■ **Provided data**
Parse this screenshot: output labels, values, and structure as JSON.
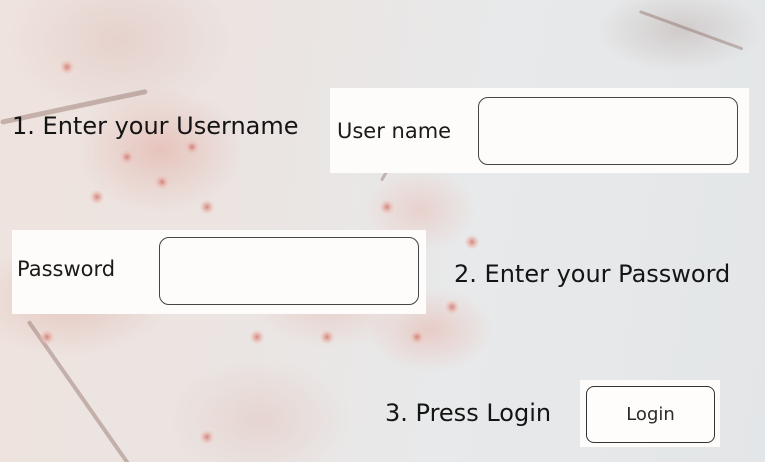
{
  "steps": {
    "step1": "1. Enter your Username",
    "step2": "2. Enter your Password",
    "step3": "3. Press Login"
  },
  "form": {
    "username_label": "User name",
    "password_label": "Password",
    "username_value": "",
    "password_value": "",
    "login_label": "Login"
  },
  "colors": {
    "field_border": "#444444",
    "panel_background": "#fefcfb"
  }
}
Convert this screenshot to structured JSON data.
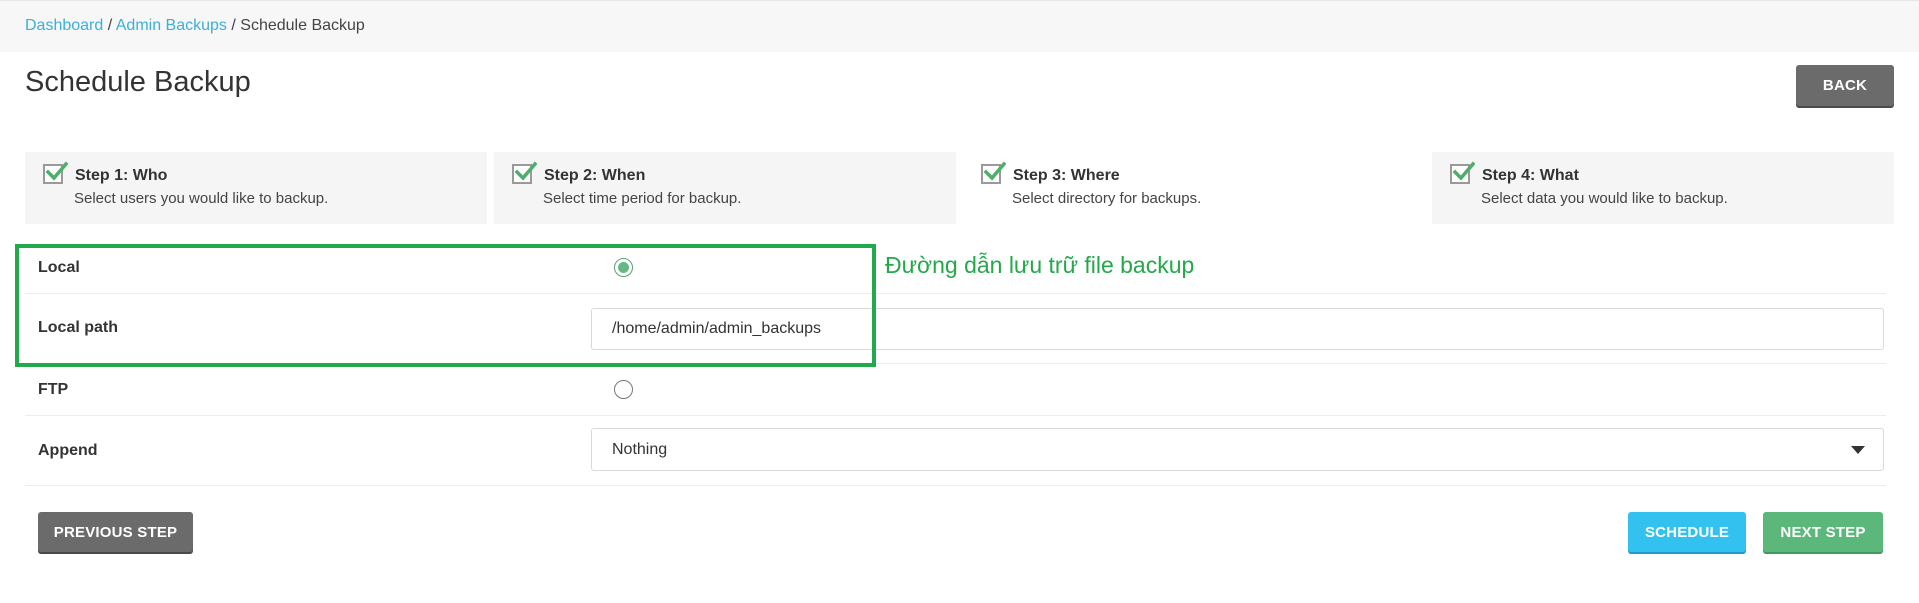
{
  "breadcrumb": {
    "items": [
      "Dashboard",
      "Admin Backups"
    ],
    "separator": "/",
    "current": "Schedule Backup"
  },
  "page_title": "Schedule Backup",
  "back_label": "BACK",
  "steps": [
    {
      "title": "Step 1: Who",
      "desc": "Select users you would like to backup.",
      "checked": true
    },
    {
      "title": "Step 2: When",
      "desc": "Select time period for backup.",
      "checked": true
    },
    {
      "title": "Step 3: Where",
      "desc": "Select directory for backups.",
      "checked": true,
      "active": true
    },
    {
      "title": "Step 4: What",
      "desc": "Select data you would like to backup.",
      "checked": true
    }
  ],
  "form": {
    "local_label": "Local",
    "local_selected": true,
    "local_path_label": "Local path",
    "local_path_value": "/home/admin/admin_backups",
    "ftp_label": "FTP",
    "ftp_selected": false,
    "append_label": "Append",
    "append_value": "Nothing"
  },
  "annotation_text": "Đường dẫn lưu trữ file backup",
  "buttons": {
    "previous": "PREVIOUS STEP",
    "schedule": "SCHEDULE",
    "next": "NEXT STEP"
  },
  "colors": {
    "link": "#3bb0d8",
    "annotation_green": "#22a94a",
    "schedule_blue": "#33c2f0",
    "next_green": "#5cb87a",
    "gray_button": "#6b6b6b"
  }
}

■ **Given task**
Give back only a number, the number of lines where the string "Enter" occurs.

■ **Answer for this exercise**
2